Dataset content –
○ ○ ○
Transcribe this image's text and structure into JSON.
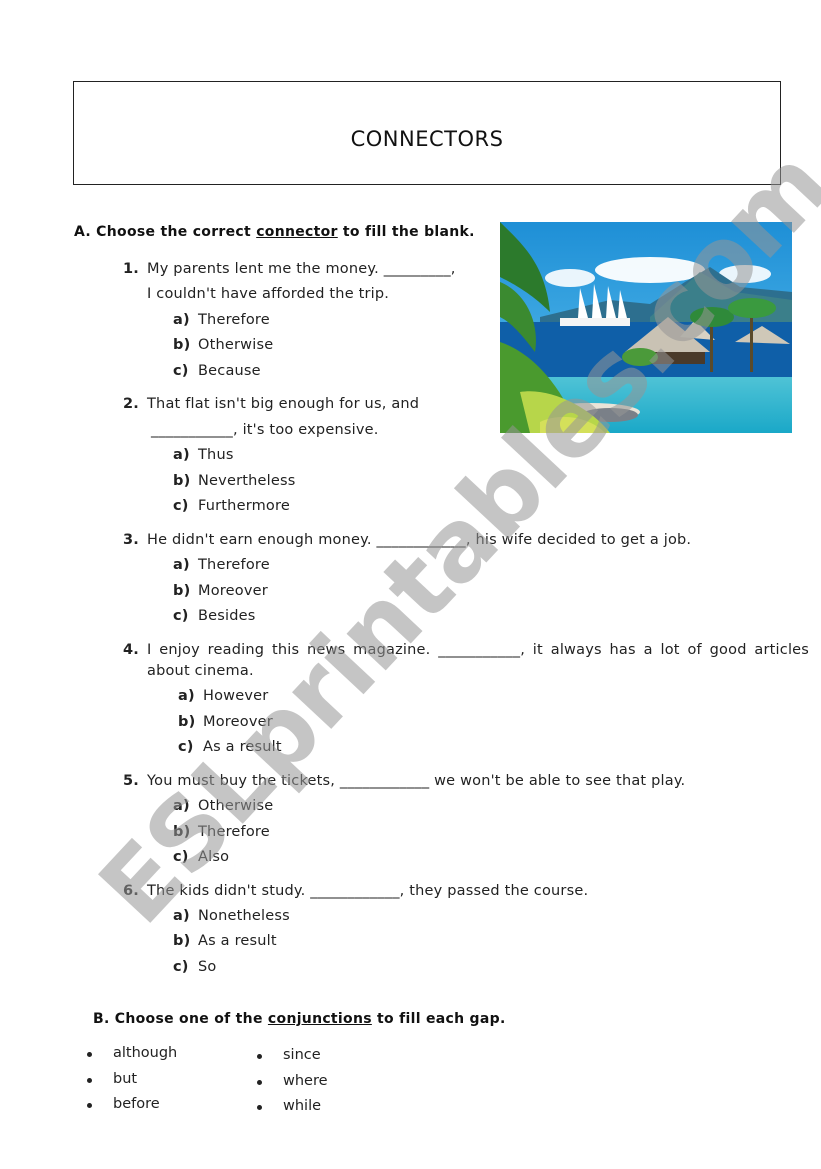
{
  "title": "CONNECTORS",
  "section_a": {
    "prefix": "A. Choose the correct ",
    "underlined": "connector",
    "suffix": " to fill the blank."
  },
  "photo": {
    "description": "tropical-resort-beach-with-sailing-ship"
  },
  "questions": [
    {
      "number": "1.",
      "lines": [
        "My parents lent me the money. _________,",
        "I couldn't have afforded the trip."
      ],
      "options": [
        {
          "letter": "a)",
          "text": "Therefore"
        },
        {
          "letter": "b)",
          "text": "Otherwise"
        },
        {
          "letter": "c)",
          "text": "Because"
        }
      ]
    },
    {
      "number": "2.",
      "lines": [
        "That flat isn't big enough for us, and",
        "___________, it's too expensive."
      ],
      "options": [
        {
          "letter": "a)",
          "text": "Thus"
        },
        {
          "letter": "b)",
          "text": "Nevertheless"
        },
        {
          "letter": "c)",
          "text": "Furthermore"
        }
      ]
    },
    {
      "number": "3.",
      "lines": [
        "He didn't earn enough money. ____________, his wife decided to get a job."
      ],
      "options": [
        {
          "letter": "a)",
          "text": "Therefore"
        },
        {
          "letter": "b)",
          "text": "Moreover"
        },
        {
          "letter": "c)",
          "text": "Besides"
        }
      ]
    },
    {
      "number": "4.",
      "lines": [
        "I enjoy reading this news magazine. ___________, it always has a lot of good articles",
        "about cinema."
      ],
      "options": [
        {
          "letter": "a)",
          "text": "However"
        },
        {
          "letter": "b)",
          "text": "Moreover"
        },
        {
          "letter": "c)",
          "text": "As a result"
        }
      ]
    },
    {
      "number": "5.",
      "lines": [
        "You must buy the tickets, ____________ we won't be able to see that play."
      ],
      "options": [
        {
          "letter": "a)",
          "text": "Otherwise"
        },
        {
          "letter": "b)",
          "text": "Therefore"
        },
        {
          "letter": "c)",
          "text": "Also"
        }
      ]
    },
    {
      "number": "6.",
      "lines": [
        "The kids didn't study. ____________, they passed the course."
      ],
      "options": [
        {
          "letter": "a)",
          "text": "Nonetheless"
        },
        {
          "letter": "b)",
          "text": "As a result"
        },
        {
          "letter": "c)",
          "text": "So"
        }
      ]
    }
  ],
  "section_b": {
    "prefix": "B. Choose one of the ",
    "underlined": "conjunctions",
    "suffix": " to fill each gap.",
    "column_1": [
      "although",
      "but",
      "before"
    ],
    "column_2": [
      "since",
      "where",
      "while"
    ]
  },
  "watermark": "ESLprintables.com"
}
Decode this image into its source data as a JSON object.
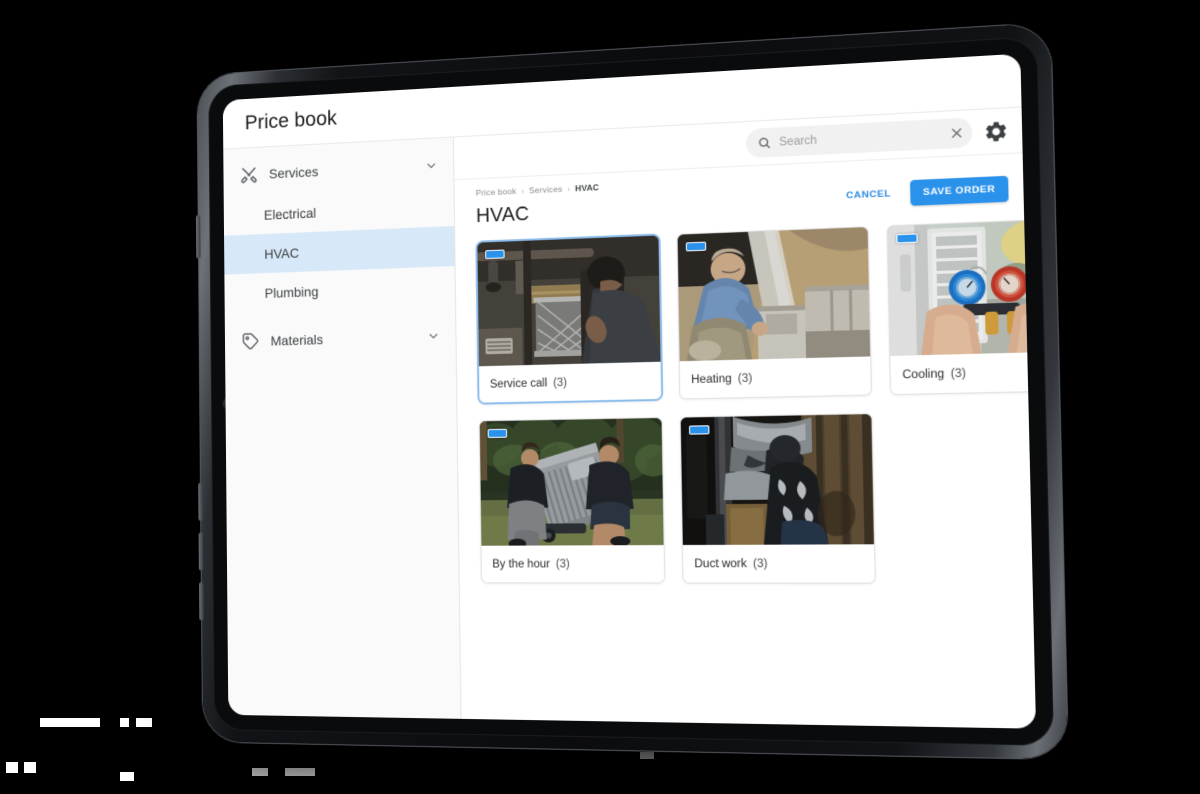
{
  "app": {
    "title": "Price book"
  },
  "search": {
    "placeholder": "Search",
    "value": "",
    "search_icon": "search-icon",
    "clear_icon": "close-icon",
    "settings_icon": "gear-icon"
  },
  "sidebar": {
    "groups": [
      {
        "label": "Services",
        "icon": "tools-icon",
        "expanded": true,
        "chevron": "chevron-down-icon",
        "items": [
          {
            "label": "Electrical",
            "active": false
          },
          {
            "label": "HVAC",
            "active": true
          },
          {
            "label": "Plumbing",
            "active": false
          }
        ]
      },
      {
        "label": "Materials",
        "icon": "tag-icon",
        "expanded": false,
        "chevron": "chevron-down-icon",
        "items": []
      }
    ]
  },
  "content": {
    "breadcrumb": [
      {
        "label": "Price book",
        "current": false
      },
      {
        "label": "Services",
        "current": false
      },
      {
        "label": "HVAC",
        "current": true
      }
    ],
    "breadcrumb_separator": "›",
    "page_title": "HVAC",
    "actions": {
      "cancel_label": "CANCEL",
      "save_label": "SAVE ORDER"
    },
    "cards": [
      {
        "label": "Service call",
        "count": "(3)",
        "selected": true,
        "image": "hvac-filter-replacement-photo"
      },
      {
        "label": "Heating",
        "count": "(3)",
        "selected": false,
        "image": "attic-furnace-technician-photo"
      },
      {
        "label": "Cooling",
        "count": "(3)",
        "selected": false,
        "image": "refrigerant-manifold-gauges-photo"
      },
      {
        "label": "By the hour",
        "count": "(3)",
        "selected": false,
        "image": "workers-moving-condenser-photo"
      },
      {
        "label": "Duct work",
        "count": "(3)",
        "selected": false,
        "image": "duct-insulation-worker-photo"
      }
    ]
  },
  "colors": {
    "accent": "#2b92ec",
    "accent_text": "#2b8ae2",
    "nav_active_bg": "#d7e8f8",
    "card_selected_border": "#8cbdec",
    "background": "#000000",
    "device_bezel": "#1b1e22"
  }
}
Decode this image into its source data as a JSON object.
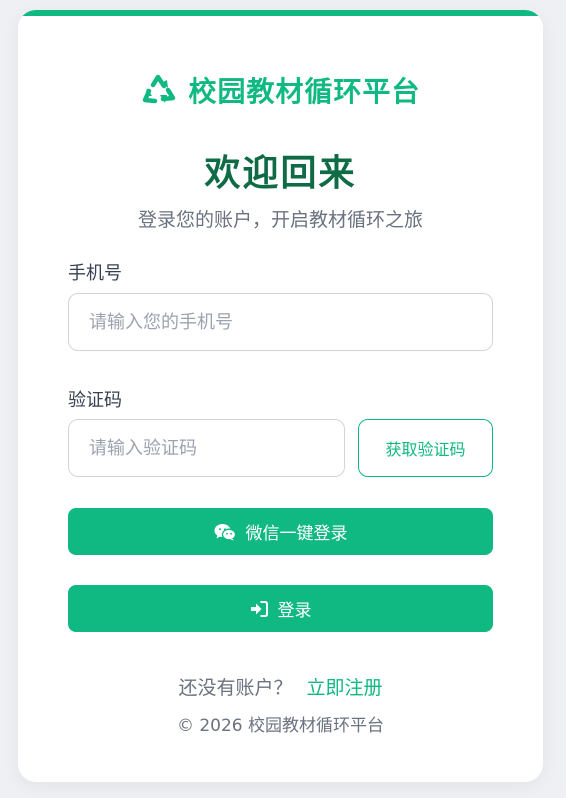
{
  "brand": {
    "name": "校园教材循环平台",
    "icon": "recycle-icon",
    "color": "#10b981"
  },
  "header": {
    "title": "欢迎回来",
    "subtitle": "登录您的账户，开启教材循环之旅"
  },
  "form": {
    "phone_label": "手机号",
    "phone_placeholder": "请输入您的手机号",
    "phone_value": "",
    "code_label": "验证码",
    "code_placeholder": "请输入验证码",
    "code_value": "",
    "get_code_label": "获取验证码"
  },
  "buttons": {
    "wechat_label": "微信一键登录",
    "wechat_icon": "wechat-icon",
    "login_label": "登录",
    "login_icon": "sign-in-icon"
  },
  "register": {
    "question": "还没有账户？",
    "link_label": "立即注册"
  },
  "footer": {
    "copyright": "© 2026 校园教材循环平台"
  },
  "colors": {
    "accent": "#10b981",
    "title": "#0f6b45",
    "muted": "#6b7280",
    "background": "#eef0f3"
  }
}
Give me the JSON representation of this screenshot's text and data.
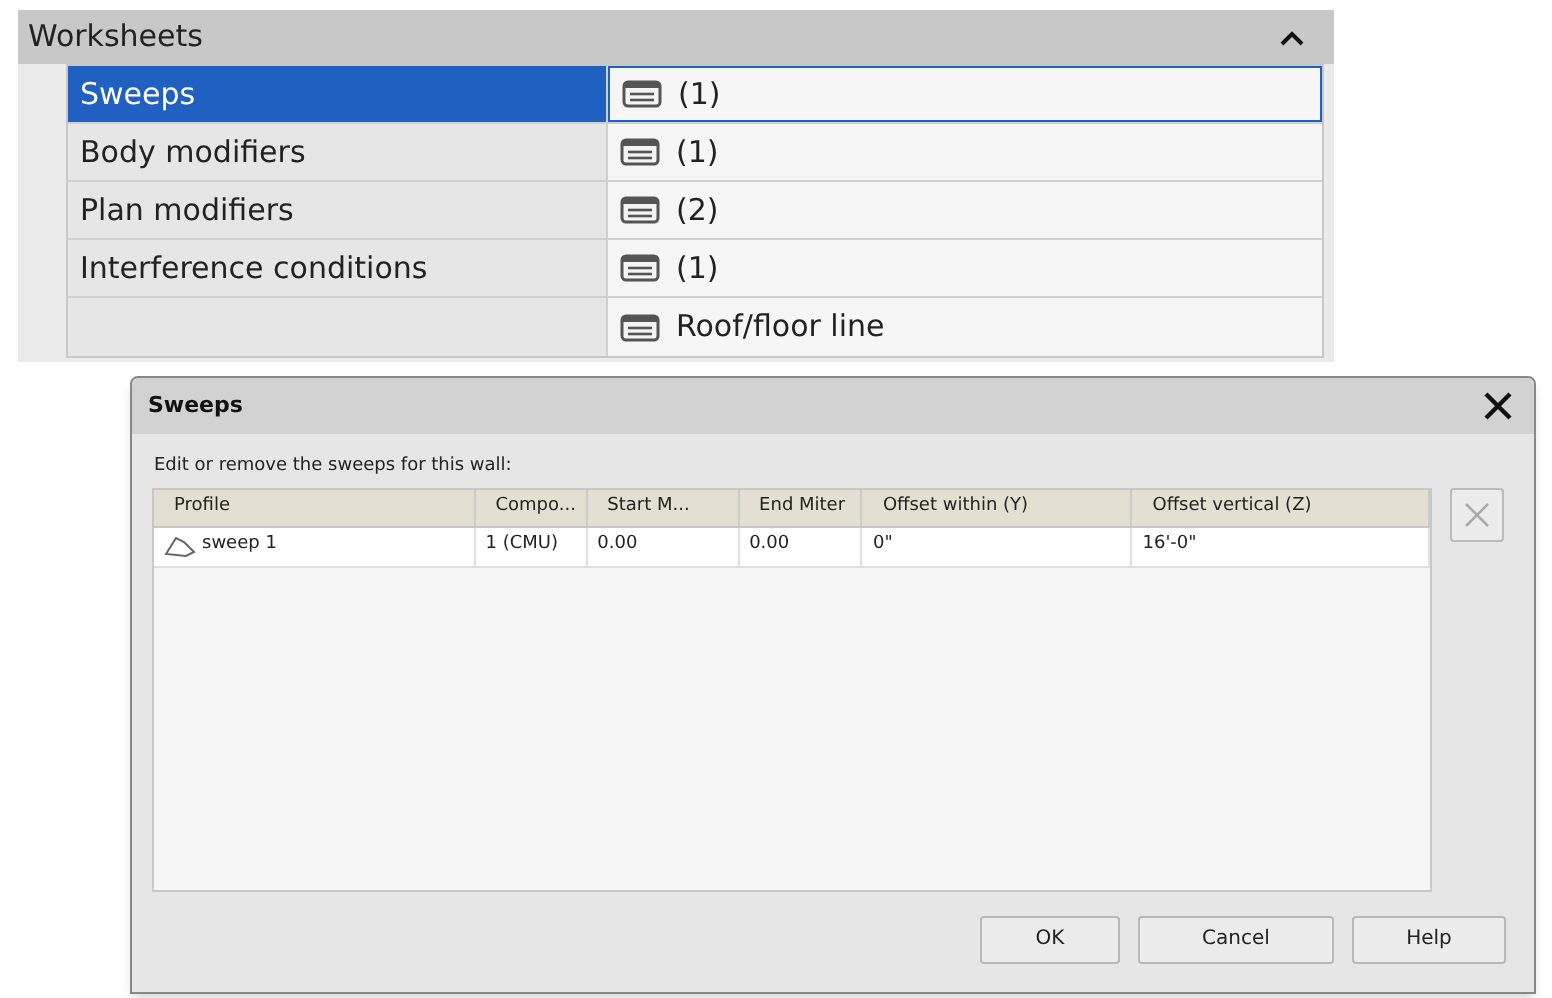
{
  "worksheets": {
    "title": "Worksheets",
    "expanded": true,
    "rows": [
      {
        "label": "Sweeps",
        "value": "(1)",
        "selected": true
      },
      {
        "label": "Body modifiers",
        "value": "(1)",
        "selected": false
      },
      {
        "label": "Plan modifiers",
        "value": "(2)",
        "selected": false
      },
      {
        "label": "Interference conditions",
        "value": "(1)",
        "selected": false
      },
      {
        "label": "",
        "value": "Roof/floor line",
        "selected": false
      }
    ]
  },
  "dialog": {
    "title": "Sweeps",
    "instruction": "Edit or remove the sweeps for this wall:",
    "columns": [
      "Profile",
      "Compo...",
      "Start M...",
      "End Miter",
      "Offset within (Y)",
      "Offset vertical (Z)"
    ],
    "rows": [
      {
        "cells": [
          "sweep 1",
          "1 (CMU)",
          "0.00",
          "0.00",
          "0\"",
          "16'-0\""
        ],
        "selected": false
      }
    ],
    "buttons": [
      "OK",
      "Cancel",
      "Help"
    ]
  }
}
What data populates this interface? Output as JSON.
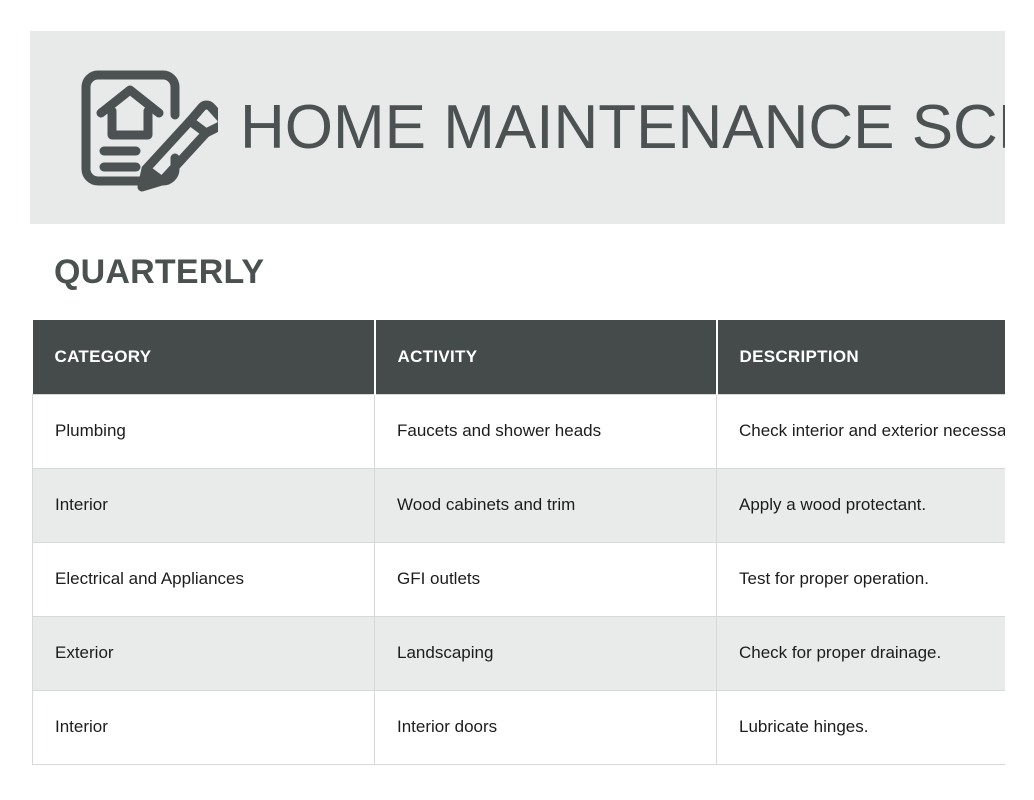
○ ○ ○
To do – Pull out each line of the listing that holds the string "background".

Task response –
    "background": "#000000",
    "background": "#eef0f3"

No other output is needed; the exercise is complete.